» **TASK INPUT**
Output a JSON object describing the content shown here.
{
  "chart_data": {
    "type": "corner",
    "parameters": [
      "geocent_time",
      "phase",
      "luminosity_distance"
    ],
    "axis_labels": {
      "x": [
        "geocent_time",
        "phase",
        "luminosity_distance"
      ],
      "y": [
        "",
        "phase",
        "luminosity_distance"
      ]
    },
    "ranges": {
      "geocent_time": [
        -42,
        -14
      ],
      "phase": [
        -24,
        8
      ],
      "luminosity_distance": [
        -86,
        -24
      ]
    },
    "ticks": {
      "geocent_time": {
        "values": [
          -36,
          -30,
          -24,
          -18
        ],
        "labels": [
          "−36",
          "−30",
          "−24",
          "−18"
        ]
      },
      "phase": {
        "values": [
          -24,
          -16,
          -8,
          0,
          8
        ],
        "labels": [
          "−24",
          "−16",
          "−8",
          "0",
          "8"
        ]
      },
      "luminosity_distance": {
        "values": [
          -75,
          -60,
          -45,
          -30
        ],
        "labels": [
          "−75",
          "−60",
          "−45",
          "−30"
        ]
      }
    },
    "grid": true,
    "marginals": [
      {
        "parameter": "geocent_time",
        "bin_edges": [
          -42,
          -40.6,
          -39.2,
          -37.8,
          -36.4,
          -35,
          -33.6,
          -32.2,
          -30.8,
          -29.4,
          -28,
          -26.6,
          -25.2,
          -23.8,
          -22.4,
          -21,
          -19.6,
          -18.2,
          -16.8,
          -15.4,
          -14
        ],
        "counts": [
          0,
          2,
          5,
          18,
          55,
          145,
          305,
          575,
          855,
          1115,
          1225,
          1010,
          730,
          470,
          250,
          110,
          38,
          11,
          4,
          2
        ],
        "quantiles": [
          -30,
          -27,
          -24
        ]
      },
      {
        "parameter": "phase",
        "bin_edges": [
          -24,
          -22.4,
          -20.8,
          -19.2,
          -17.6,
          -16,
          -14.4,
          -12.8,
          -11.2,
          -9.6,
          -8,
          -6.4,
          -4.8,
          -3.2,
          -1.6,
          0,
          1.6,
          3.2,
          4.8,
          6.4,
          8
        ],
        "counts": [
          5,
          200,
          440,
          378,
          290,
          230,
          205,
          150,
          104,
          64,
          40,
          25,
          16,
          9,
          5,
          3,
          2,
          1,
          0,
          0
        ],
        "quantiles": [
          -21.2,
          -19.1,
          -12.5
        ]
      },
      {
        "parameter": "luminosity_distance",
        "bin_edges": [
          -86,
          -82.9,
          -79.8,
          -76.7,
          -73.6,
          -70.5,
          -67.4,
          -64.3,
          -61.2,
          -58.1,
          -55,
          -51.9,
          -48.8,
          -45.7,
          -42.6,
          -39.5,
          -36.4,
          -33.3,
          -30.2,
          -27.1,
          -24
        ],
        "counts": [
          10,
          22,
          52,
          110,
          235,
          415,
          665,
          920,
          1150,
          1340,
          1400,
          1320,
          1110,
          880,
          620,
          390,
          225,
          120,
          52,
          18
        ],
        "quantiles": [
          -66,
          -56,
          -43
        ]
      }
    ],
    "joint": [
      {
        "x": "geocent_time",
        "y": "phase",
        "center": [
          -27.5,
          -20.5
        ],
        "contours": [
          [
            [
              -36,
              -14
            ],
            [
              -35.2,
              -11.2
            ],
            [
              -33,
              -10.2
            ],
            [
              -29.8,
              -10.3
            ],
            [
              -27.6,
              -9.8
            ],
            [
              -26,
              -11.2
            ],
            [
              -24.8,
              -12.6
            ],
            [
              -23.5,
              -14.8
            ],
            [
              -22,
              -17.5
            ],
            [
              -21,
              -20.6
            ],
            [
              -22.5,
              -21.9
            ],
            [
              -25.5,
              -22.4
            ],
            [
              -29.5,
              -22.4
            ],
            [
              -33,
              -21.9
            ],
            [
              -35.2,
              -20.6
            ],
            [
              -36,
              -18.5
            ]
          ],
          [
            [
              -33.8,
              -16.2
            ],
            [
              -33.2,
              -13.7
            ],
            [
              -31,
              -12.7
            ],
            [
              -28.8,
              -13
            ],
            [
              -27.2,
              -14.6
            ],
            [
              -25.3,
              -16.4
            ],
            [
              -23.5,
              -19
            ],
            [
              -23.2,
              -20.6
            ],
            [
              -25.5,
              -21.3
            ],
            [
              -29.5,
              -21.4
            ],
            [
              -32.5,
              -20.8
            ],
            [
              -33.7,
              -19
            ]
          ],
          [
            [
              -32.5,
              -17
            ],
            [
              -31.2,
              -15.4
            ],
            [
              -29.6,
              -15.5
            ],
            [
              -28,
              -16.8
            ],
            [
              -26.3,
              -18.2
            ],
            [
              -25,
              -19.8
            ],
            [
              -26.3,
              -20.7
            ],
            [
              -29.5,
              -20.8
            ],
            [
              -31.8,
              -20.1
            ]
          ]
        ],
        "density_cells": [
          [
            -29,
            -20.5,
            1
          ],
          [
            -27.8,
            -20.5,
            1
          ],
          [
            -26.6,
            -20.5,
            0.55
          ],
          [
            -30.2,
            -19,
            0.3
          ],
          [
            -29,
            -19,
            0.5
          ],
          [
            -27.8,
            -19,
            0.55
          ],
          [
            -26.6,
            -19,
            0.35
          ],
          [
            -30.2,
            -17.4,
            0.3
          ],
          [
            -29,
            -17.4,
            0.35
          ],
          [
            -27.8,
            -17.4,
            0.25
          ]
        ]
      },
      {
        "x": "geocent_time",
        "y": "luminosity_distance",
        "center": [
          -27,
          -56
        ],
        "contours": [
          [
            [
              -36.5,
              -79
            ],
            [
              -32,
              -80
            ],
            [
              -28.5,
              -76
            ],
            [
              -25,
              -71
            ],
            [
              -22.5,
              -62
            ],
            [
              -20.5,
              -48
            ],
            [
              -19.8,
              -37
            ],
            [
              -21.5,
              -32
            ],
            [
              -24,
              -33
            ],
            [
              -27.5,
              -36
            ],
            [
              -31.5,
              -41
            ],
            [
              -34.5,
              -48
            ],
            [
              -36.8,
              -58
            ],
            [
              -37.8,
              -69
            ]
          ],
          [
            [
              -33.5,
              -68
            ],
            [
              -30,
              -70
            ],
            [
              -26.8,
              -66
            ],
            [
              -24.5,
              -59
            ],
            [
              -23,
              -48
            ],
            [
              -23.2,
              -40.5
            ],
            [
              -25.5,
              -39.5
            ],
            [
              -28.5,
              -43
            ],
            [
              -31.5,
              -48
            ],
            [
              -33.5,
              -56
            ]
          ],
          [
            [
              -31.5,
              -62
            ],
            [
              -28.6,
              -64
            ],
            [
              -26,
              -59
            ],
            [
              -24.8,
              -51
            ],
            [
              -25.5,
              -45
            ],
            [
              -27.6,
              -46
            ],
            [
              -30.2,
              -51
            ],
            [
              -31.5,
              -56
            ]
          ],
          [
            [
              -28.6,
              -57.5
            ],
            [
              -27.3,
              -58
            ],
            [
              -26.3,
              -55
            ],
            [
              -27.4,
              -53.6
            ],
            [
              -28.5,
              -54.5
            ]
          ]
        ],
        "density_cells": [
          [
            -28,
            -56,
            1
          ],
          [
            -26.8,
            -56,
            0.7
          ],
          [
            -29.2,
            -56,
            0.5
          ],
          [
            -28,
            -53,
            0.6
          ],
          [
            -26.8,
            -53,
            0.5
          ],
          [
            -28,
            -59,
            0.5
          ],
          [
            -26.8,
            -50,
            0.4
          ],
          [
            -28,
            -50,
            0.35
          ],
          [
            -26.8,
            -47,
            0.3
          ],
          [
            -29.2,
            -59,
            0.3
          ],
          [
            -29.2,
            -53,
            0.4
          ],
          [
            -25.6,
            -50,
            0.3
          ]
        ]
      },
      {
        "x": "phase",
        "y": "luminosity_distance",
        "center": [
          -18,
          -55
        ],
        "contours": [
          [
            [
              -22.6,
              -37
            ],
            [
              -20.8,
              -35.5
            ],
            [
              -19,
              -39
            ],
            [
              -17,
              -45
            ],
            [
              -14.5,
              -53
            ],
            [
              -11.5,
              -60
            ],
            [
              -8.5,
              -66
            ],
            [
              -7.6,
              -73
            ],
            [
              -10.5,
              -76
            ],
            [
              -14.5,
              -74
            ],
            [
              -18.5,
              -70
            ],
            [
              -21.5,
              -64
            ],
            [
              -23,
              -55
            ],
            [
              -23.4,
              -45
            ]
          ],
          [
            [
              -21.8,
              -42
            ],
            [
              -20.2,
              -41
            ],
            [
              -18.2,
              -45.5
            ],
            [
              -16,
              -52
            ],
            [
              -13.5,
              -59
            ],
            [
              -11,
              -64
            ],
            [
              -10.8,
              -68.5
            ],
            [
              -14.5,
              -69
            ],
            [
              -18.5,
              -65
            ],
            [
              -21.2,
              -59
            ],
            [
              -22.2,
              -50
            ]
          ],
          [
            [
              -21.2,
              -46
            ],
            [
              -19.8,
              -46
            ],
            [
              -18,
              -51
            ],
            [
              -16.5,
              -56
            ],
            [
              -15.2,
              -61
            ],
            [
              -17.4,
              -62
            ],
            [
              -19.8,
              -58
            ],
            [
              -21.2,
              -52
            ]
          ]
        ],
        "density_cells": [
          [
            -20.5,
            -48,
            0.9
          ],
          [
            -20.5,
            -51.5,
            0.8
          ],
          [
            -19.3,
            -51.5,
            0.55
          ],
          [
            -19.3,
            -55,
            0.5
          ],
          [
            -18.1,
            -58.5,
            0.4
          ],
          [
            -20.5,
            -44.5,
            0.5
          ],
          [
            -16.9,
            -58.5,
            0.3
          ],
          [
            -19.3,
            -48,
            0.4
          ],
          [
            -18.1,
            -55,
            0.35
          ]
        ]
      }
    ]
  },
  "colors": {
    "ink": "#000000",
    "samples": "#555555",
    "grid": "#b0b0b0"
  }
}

» **AIM OF THE TASK**
Your answer should be one number: how many lines of the listing include the word "phase".

» **OUTPUT OF THE EXERCISE**
8